INPUT:
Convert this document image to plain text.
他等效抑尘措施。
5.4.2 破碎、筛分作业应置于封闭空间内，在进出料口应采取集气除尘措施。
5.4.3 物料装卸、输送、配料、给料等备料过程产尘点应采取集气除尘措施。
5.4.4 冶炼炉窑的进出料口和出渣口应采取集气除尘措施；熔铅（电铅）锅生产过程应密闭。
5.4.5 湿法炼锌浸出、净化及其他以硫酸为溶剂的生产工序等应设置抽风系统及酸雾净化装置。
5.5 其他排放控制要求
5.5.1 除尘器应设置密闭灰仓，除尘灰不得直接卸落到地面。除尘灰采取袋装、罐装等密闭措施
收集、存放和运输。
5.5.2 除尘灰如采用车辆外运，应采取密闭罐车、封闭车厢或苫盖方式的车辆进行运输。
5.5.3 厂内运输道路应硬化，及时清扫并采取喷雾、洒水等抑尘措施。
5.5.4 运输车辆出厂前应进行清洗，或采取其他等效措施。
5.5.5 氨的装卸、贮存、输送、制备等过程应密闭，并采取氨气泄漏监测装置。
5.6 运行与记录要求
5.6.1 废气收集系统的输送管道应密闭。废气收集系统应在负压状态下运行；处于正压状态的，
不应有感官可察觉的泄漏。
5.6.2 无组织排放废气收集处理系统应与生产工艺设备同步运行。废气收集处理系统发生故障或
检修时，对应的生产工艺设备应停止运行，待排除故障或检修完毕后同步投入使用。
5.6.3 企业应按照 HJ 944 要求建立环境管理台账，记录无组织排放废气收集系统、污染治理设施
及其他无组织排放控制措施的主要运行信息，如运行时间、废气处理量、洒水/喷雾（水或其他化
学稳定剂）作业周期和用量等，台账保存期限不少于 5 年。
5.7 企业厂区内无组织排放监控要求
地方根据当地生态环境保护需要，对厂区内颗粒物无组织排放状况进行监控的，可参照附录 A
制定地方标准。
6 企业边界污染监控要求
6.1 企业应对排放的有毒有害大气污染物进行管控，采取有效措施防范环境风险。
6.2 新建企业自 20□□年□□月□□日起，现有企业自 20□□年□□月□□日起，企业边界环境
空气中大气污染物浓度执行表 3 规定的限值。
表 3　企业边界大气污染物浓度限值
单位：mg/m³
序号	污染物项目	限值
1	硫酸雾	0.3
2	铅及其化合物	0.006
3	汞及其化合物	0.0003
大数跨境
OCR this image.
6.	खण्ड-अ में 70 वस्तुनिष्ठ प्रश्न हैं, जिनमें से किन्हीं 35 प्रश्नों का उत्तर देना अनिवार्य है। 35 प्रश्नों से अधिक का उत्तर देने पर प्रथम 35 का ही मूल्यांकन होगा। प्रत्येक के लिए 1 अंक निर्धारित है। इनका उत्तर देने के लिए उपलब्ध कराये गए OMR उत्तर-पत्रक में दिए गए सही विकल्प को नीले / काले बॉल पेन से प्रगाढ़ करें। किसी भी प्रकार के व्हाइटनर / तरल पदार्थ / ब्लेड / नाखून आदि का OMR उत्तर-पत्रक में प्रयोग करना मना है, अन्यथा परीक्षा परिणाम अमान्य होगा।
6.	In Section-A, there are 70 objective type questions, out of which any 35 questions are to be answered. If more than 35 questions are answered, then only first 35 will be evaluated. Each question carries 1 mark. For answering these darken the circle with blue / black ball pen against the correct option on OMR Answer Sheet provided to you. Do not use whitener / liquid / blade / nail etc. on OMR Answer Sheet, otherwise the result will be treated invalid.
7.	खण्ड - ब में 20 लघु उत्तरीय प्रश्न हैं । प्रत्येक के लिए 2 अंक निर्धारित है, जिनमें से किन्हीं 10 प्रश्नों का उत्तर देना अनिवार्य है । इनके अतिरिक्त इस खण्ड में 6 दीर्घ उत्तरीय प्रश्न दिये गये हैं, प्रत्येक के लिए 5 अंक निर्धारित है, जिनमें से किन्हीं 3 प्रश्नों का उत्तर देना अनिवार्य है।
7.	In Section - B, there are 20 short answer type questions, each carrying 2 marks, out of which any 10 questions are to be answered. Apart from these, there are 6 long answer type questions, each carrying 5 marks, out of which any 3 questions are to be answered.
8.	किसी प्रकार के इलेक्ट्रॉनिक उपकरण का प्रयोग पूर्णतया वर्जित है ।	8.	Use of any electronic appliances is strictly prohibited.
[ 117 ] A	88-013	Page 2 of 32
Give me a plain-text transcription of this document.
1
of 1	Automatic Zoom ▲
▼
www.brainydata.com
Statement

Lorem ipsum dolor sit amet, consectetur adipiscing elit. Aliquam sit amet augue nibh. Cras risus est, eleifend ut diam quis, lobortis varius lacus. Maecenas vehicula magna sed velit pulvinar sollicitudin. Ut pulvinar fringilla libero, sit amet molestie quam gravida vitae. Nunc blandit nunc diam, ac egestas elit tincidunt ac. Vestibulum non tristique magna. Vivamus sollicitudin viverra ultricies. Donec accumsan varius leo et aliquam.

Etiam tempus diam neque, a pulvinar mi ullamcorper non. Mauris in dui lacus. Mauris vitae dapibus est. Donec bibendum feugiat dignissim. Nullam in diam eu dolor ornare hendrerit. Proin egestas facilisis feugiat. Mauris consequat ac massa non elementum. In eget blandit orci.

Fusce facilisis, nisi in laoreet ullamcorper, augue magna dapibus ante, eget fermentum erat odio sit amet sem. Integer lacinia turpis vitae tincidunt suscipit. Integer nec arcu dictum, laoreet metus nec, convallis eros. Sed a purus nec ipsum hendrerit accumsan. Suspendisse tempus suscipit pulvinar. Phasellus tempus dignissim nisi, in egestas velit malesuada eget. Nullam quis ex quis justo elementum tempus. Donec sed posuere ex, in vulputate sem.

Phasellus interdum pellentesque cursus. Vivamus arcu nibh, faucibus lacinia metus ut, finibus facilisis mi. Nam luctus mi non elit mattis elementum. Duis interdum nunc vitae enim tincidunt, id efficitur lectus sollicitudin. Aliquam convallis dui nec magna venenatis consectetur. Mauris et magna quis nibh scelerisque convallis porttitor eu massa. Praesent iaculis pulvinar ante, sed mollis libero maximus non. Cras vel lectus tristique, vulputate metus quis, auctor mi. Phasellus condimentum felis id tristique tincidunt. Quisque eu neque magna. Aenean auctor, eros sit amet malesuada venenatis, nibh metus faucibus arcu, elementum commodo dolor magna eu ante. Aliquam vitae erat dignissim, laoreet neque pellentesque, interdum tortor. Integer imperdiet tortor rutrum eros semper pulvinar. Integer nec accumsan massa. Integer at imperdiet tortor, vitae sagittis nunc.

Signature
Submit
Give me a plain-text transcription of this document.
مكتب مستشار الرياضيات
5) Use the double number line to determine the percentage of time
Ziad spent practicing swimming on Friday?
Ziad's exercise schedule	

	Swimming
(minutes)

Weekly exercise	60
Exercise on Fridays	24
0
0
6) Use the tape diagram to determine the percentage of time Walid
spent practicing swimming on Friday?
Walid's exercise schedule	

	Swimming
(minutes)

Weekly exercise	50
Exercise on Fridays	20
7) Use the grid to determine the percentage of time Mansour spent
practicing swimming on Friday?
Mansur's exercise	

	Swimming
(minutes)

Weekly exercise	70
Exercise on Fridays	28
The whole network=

WHAT YOU ARE ASKED TO DO:
The records above need to be transcribed in full. Keep every character unchanged.

RESULT BELOW:
Convert this document image to plain text.
他等效抑尘措施。
5.4.2 破碎、筛分作业应置于封闭空间内，在进出料口应采取集气除尘措施。
5.4.3 物料装卸、输送、配料、给料等备料过程产尘点应采取集气除尘措施。
5.4.4 冶炼炉窑的进出料口和出渣口应采取集气除尘措施；熔铅（电铅）锅生产过程应密闭。
5.4.5 湿法炼锌浸出、净化及其他以硫酸为溶剂的生产工序等应设置抽风系统及酸雾净化装置。
5.5 其他排放控制要求
5.5.1 除尘器应设置密闭灰仓，除尘灰不得直接卸落到地面。除尘灰采取袋装、罐装等密闭措施
收集、存放和运输。
5.5.2 除尘灰如采用车辆外运，应采取密闭罐车、封闭车厢或苫盖方式的车辆进行运输。
5.5.3 厂内运输道路应硬化，及时清扫并采取喷雾、洒水等抑尘措施。
5.5.4 运输车辆出厂前应进行清洗，或采取其他等效措施。
5.5.5 氨的装卸、贮存、输送、制备等过程应密闭，并采取氨气泄漏监测装置。
5.6 运行与记录要求
5.6.1 废气收集系统的输送管道应密闭。废气收集系统应在负压状态下运行；处于正压状态的，
不应有感官可察觉的泄漏。
5.6.2 无组织排放废气收集处理系统应与生产工艺设备同步运行。废气收集处理系统发生故障或
检修时，对应的生产工艺设备应停止运行，待排除故障或检修完毕后同步投入使用。
5.6.3 企业应按照 HJ 944 要求建立环境管理台账，记录无组织排放废气收集系统、污染治理设施
及其他无组织排放控制措施的主要运行信息，如运行时间、废气处理量、洒水/喷雾（水或其他化
学稳定剂）作业周期和用量等，台账保存期限不少于 5 年。
5.7 企业厂区内无组织排放监控要求
地方根据当地生态环境保护需要，对厂区内颗粒物无组织排放状况进行监控的，可参照附录 A
制定地方标准。
6 企业边界污染监控要求
6.1 企业应对排放的有毒有害大气污染物进行管控，采取有效措施防范环境风险。
6.2 新建企业自 20□□年□□月□□日起，现有企业自 20□□年□□月□□日起，企业边界环境
空气中大气污染物浓度执行表 3 规定的限值。
表 3　企业边界大气污染物浓度限值
单位：mg/m³
序号	污染物项目	限值
1	硫酸雾	0.3
2	铅及其化合物	0.006
3	汞及其化合物	0.0003
大数跨境
OCR this image.
6.	खण्ड-अ में 70 वस्तुनिष्ठ प्रश्न हैं, जिनमें से किन्हीं 35 प्रश्नों का उत्तर देना अनिवार्य है। 35 प्रश्नों से अधिक का उत्तर देने पर प्रथम 35 का ही मूल्यांकन होगा। प्रत्येक के लिए 1 अंक निर्धारित है। इनका उत्तर देने के लिए उपलब्ध कराये गए OMR उत्तर-पत्रक में दिए गए सही विकल्प को नीले / काले बॉल पेन से प्रगाढ़ करें। किसी भी प्रकार के व्हाइटनर / तरल पदार्थ / ब्लेड / नाखून आदि का OMR उत्तर-पत्रक में प्रयोग करना मना है, अन्यथा परीक्षा परिणाम अमान्य होगा।
6.	In Section-A, there are 70 objective type questions, out of which any 35 questions are to be answered. If more than 35 questions are answered, then only first 35 will be evaluated. Each question carries 1 mark. For answering these darken the circle with blue / black ball pen against the correct option on OMR Answer Sheet provided to you. Do not use whitener / liquid / blade / nail etc. on OMR Answer Sheet, otherwise the result will be treated invalid.
7.	खण्ड - ब में 20 लघु उत्तरीय प्रश्न हैं । प्रत्येक के लिए 2 अंक निर्धारित है, जिनमें से किन्हीं 10 प्रश्नों का उत्तर देना अनिवार्य है । इनके अतिरिक्त इस खण्ड में 6 दीर्घ उत्तरीय प्रश्न दिये गये हैं, प्रत्येक के लिए 5 अंक निर्धारित है, जिनमें से किन्हीं 3 प्रश्नों का उत्तर देना अनिवार्य है।
7.	In Section - B, there are 20 short answer type questions, each carrying 2 marks, out of which any 10 questions are to be answered. Apart from these, there are 6 long answer type questions, each carrying 5 marks, out of which any 3 questions are to be answered.
8.	किसी प्रकार के इलेक्ट्रॉनिक उपकरण का प्रयोग पूर्णतया वर्जित है ।	8.	Use of any electronic appliances is strictly prohibited.
[ 117 ] A	88-013	Page 2 of 32
Give me a plain-text transcription of this document.
1
of 1	Automatic Zoom ▲
▼
www.brainydata.com
Statement

Lorem ipsum dolor sit amet, consectetur adipiscing elit. Aliquam sit amet augue nibh. Cras risus est, eleifend ut diam quis, lobortis varius lacus. Maecenas vehicula magna sed velit pulvinar sollicitudin. Ut pulvinar fringilla libero, sit amet molestie quam gravida vitae. Nunc blandit nunc diam, ac egestas elit tincidunt ac. Vestibulum non tristique magna. Vivamus sollicitudin viverra ultricies. Donec accumsan varius leo et aliquam.

Etiam tempus diam neque, a pulvinar mi ullamcorper non. Mauris in dui lacus. Mauris vitae dapibus est. Donec bibendum feugiat dignissim. Nullam in diam eu dolor ornare hendrerit. Proin egestas facilisis feugiat. Mauris consequat ac massa non elementum. In eget blandit orci.

Fusce facilisis, nisi in laoreet ullamcorper, augue magna dapibus ante, eget fermentum erat odio sit amet sem. Integer lacinia turpis vitae tincidunt suscipit. Integer nec arcu dictum, laoreet metus nec, convallis eros. Sed a purus nec ipsum hendrerit accumsan. Suspendisse tempus suscipit pulvinar. Phasellus tempus dignissim nisi, in egestas velit malesuada eget. Nullam quis ex quis justo elementum tempus. Donec sed posuere ex, in vulputate sem.

Phasellus interdum pellentesque cursus. Vivamus arcu nibh, faucibus lacinia metus ut, finibus facilisis mi. Nam luctus mi non elit mattis elementum. Duis interdum nunc vitae enim tincidunt, id efficitur lectus sollicitudin. Aliquam convallis dui nec magna venenatis consectetur. Mauris et magna quis nibh scelerisque convallis porttitor eu massa. Praesent iaculis pulvinar ante, sed mollis libero maximus non. Cras vel lectus tristique, vulputate metus quis, auctor mi. Phasellus condimentum felis id tristique tincidunt. Quisque eu neque magna. Aenean auctor, eros sit amet malesuada venenatis, nibh metus faucibus arcu, elementum commodo dolor magna eu ante. Aliquam vitae erat dignissim, laoreet neque pellentesque, interdum tortor. Integer imperdiet tortor rutrum eros semper pulvinar. Integer nec accumsan massa. Integer at imperdiet tortor, vitae sagittis nunc.

Signature
Submit
Give me a plain-text transcription of this document.
مكتب مستشار الرياضيات
5) Use the double number line to determine the percentage of time
Ziad spent practicing swimming on Friday?
Ziad's exercise schedule	

	Swimming
(minutes)

Weekly exercise	60
Exercise on Fridays	24
0
0
6) Use the tape diagram to determine the percentage of time Walid
spent practicing swimming on Friday?
Walid's exercise schedule	

	Swimming
(minutes)

Weekly exercise	50
Exercise on Fridays	20
7) Use the grid to determine the percentage of time Mansour spent
practicing swimming on Friday?
Mansur's exercise	

	Swimming
(minutes)

Weekly exercise	70
Exercise on Fridays	28
The whole network=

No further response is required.